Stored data
Begin

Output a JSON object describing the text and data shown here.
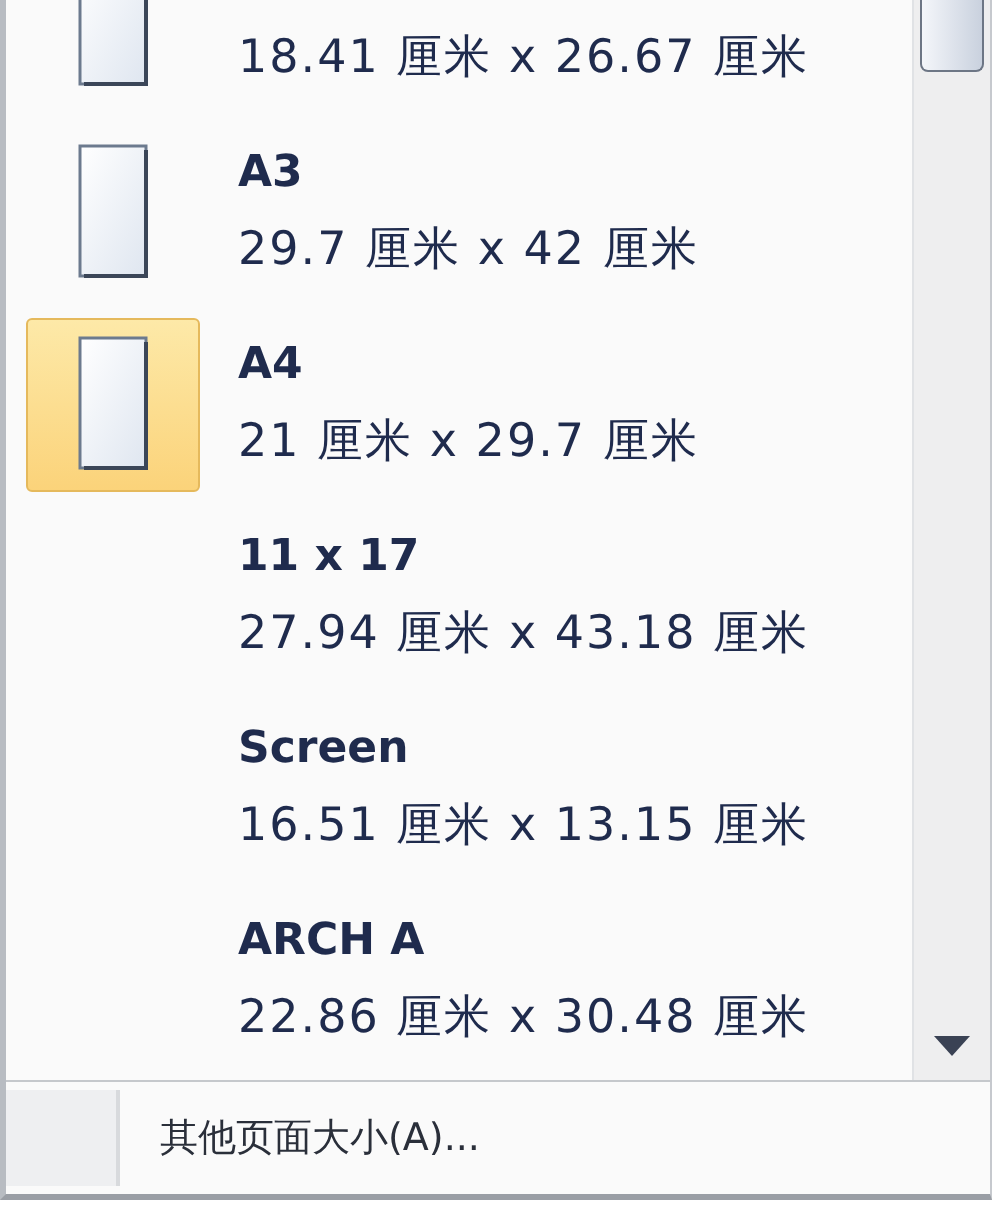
{
  "sizes": [
    {
      "dimensions": "18.41 厘米 x 26.67 厘米",
      "icon": true,
      "selected": false
    },
    {
      "name": "A3",
      "dimensions": "29.7 厘米 x 42 厘米",
      "icon": true,
      "selected": false
    },
    {
      "name": "A4",
      "dimensions": "21 厘米 x 29.7 厘米",
      "icon": true,
      "selected": true
    },
    {
      "name": "11 x 17",
      "dimensions": "27.94 厘米 x 43.18 厘米",
      "icon": false,
      "selected": false
    },
    {
      "name": "Screen",
      "dimensions": "16.51 厘米 x 13.15 厘米",
      "icon": false,
      "selected": false
    },
    {
      "name": "ARCH A",
      "dimensions": "22.86 厘米 x 30.48 厘米",
      "icon": false,
      "selected": false
    }
  ],
  "footer": {
    "label": "其他页面大小(A)..."
  }
}
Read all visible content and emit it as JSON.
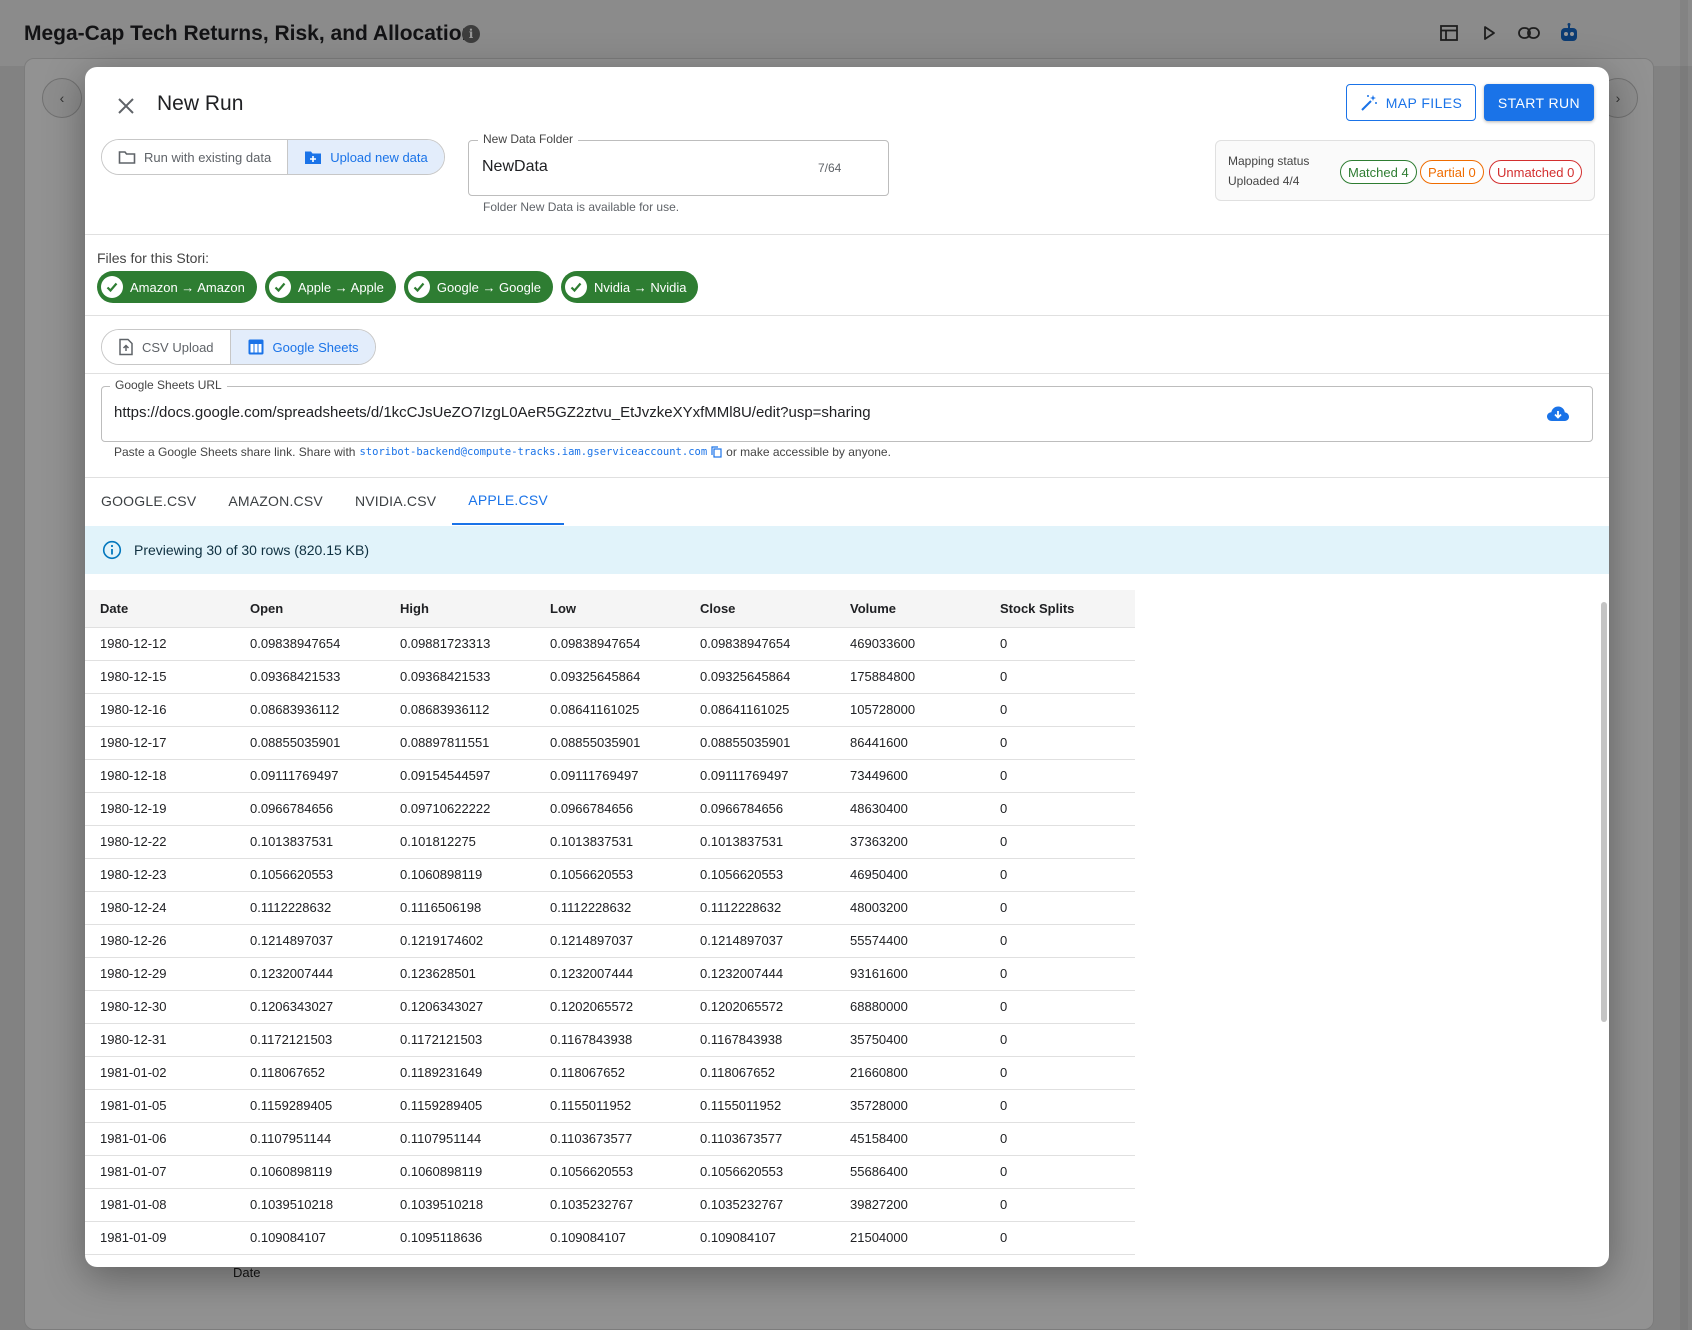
{
  "background": {
    "title": "Mega-Cap Tech Returns, Risk, and Allocation",
    "info_glyph": "i",
    "tool_icons": [
      "table-icon",
      "play-icon",
      "link-icon",
      "robot-icon"
    ],
    "axis_label": "Date"
  },
  "modal": {
    "title": "New Run",
    "map_files_label": "MAP FILES",
    "start_run_label": "START RUN",
    "data_source": {
      "options": [
        {
          "label": "Run with existing data",
          "icon": "folder-icon",
          "active": false
        },
        {
          "label": "Upload new data",
          "icon": "folder-plus-icon",
          "active": true
        }
      ]
    },
    "new_folder": {
      "legend": "New Data Folder",
      "value": "NewData",
      "count": "7/64",
      "helper": "Folder New Data is available for use."
    },
    "mapping": {
      "label": "Mapping status",
      "uploaded": "Uploaded 4/4",
      "matched": "Matched 4",
      "partial": "Partial 0",
      "unmatched": "Unmatched 0"
    },
    "files": {
      "label": "Files for this Stori:",
      "chips": [
        "Amazon → Amazon",
        "Apple → Apple",
        "Google → Google",
        "Nvidia → Nvidia"
      ]
    },
    "upload_mode": {
      "options": [
        {
          "label": "CSV Upload",
          "icon": "file-upload-icon",
          "active": false
        },
        {
          "label": "Google Sheets",
          "icon": "sheets-icon",
          "active": true
        }
      ]
    },
    "sheets_url": {
      "legend": "Google Sheets URL",
      "value": "https://docs.google.com/spreadsheets/d/1kcCJsUeZO7IzgL0AeR5GZ2ztvu_EtJvzkeXYxfMMl8U/edit?usp=sharing",
      "help_prefix": "Paste a Google Sheets share link. Share with",
      "email": "storibot-backend@compute-tracks.iam.gserviceaccount.com",
      "help_suffix": "or make accessible by anyone."
    },
    "tabs": [
      "GOOGLE.CSV",
      "AMAZON.CSV",
      "NVIDIA.CSV",
      "APPLE.CSV"
    ],
    "active_tab": 3,
    "preview_info": "Previewing 30 of 30 rows (820.15 KB)",
    "table": {
      "columns": [
        "Date",
        "Open",
        "High",
        "Low",
        "Close",
        "Volume",
        "Stock Splits"
      ],
      "rows": [
        [
          "1980-12-12",
          "0.09838947654",
          "0.09881723313",
          "0.09838947654",
          "0.09838947654",
          "469033600",
          "0"
        ],
        [
          "1980-12-15",
          "0.09368421533",
          "0.09368421533",
          "0.09325645864",
          "0.09325645864",
          "175884800",
          "0"
        ],
        [
          "1980-12-16",
          "0.08683936112",
          "0.08683936112",
          "0.08641161025",
          "0.08641161025",
          "105728000",
          "0"
        ],
        [
          "1980-12-17",
          "0.08855035901",
          "0.08897811551",
          "0.08855035901",
          "0.08855035901",
          "86441600",
          "0"
        ],
        [
          "1980-12-18",
          "0.09111769497",
          "0.09154544597",
          "0.09111769497",
          "0.09111769497",
          "73449600",
          "0"
        ],
        [
          "1980-12-19",
          "0.0966784656",
          "0.09710622222",
          "0.0966784656",
          "0.0966784656",
          "48630400",
          "0"
        ],
        [
          "1980-12-22",
          "0.1013837531",
          "0.101812275",
          "0.1013837531",
          "0.1013837531",
          "37363200",
          "0"
        ],
        [
          "1980-12-23",
          "0.1056620553",
          "0.1060898119",
          "0.1056620553",
          "0.1056620553",
          "46950400",
          "0"
        ],
        [
          "1980-12-24",
          "0.1112228632",
          "0.1116506198",
          "0.1112228632",
          "0.1112228632",
          "48003200",
          "0"
        ],
        [
          "1980-12-26",
          "0.1214897037",
          "0.1219174602",
          "0.1214897037",
          "0.1214897037",
          "55574400",
          "0"
        ],
        [
          "1980-12-29",
          "0.1232007444",
          "0.123628501",
          "0.1232007444",
          "0.1232007444",
          "93161600",
          "0"
        ],
        [
          "1980-12-30",
          "0.1206343027",
          "0.1206343027",
          "0.1202065572",
          "0.1202065572",
          "68880000",
          "0"
        ],
        [
          "1980-12-31",
          "0.1172121503",
          "0.1172121503",
          "0.1167843938",
          "0.1167843938",
          "35750400",
          "0"
        ],
        [
          "1981-01-02",
          "0.118067652",
          "0.1189231649",
          "0.118067652",
          "0.118067652",
          "21660800",
          "0"
        ],
        [
          "1981-01-05",
          "0.1159289405",
          "0.1159289405",
          "0.1155011952",
          "0.1155011952",
          "35728000",
          "0"
        ],
        [
          "1981-01-06",
          "0.1107951144",
          "0.1107951144",
          "0.1103673577",
          "0.1103673577",
          "45158400",
          "0"
        ],
        [
          "1981-01-07",
          "0.1060898119",
          "0.1060898119",
          "0.1056620553",
          "0.1056620553",
          "55686400",
          "0"
        ],
        [
          "1981-01-08",
          "0.1039510218",
          "0.1039510218",
          "0.1035232767",
          "0.1035232767",
          "39827200",
          "0"
        ],
        [
          "1981-01-09",
          "0.109084107",
          "0.1095118636",
          "0.109084107",
          "0.109084107",
          "21504000",
          "0"
        ]
      ]
    },
    "colors": {
      "accent": "#1a73e8",
      "success": "#2e7d32",
      "warning": "#ef6c00",
      "error": "#d32f2f",
      "info_bg": "#e1f3fa"
    }
  }
}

End

> Your instructions: Go through the material and copy out every line with "dimensions" in it.

> Task result:
      "dimensions": "18.41 厘米 x 26.67 厘米",
      "dimensions": "29.7 厘米 x 42 厘米",
      "dimensions": "21 厘米 x 29.7 厘米",
      "dimensions": "27.94 厘米 x 43.18 厘米",
      "dimensions": "16.51 厘米 x 13.15 厘米",
      "dimensions": "22.86 厘米 x 30.48 厘米",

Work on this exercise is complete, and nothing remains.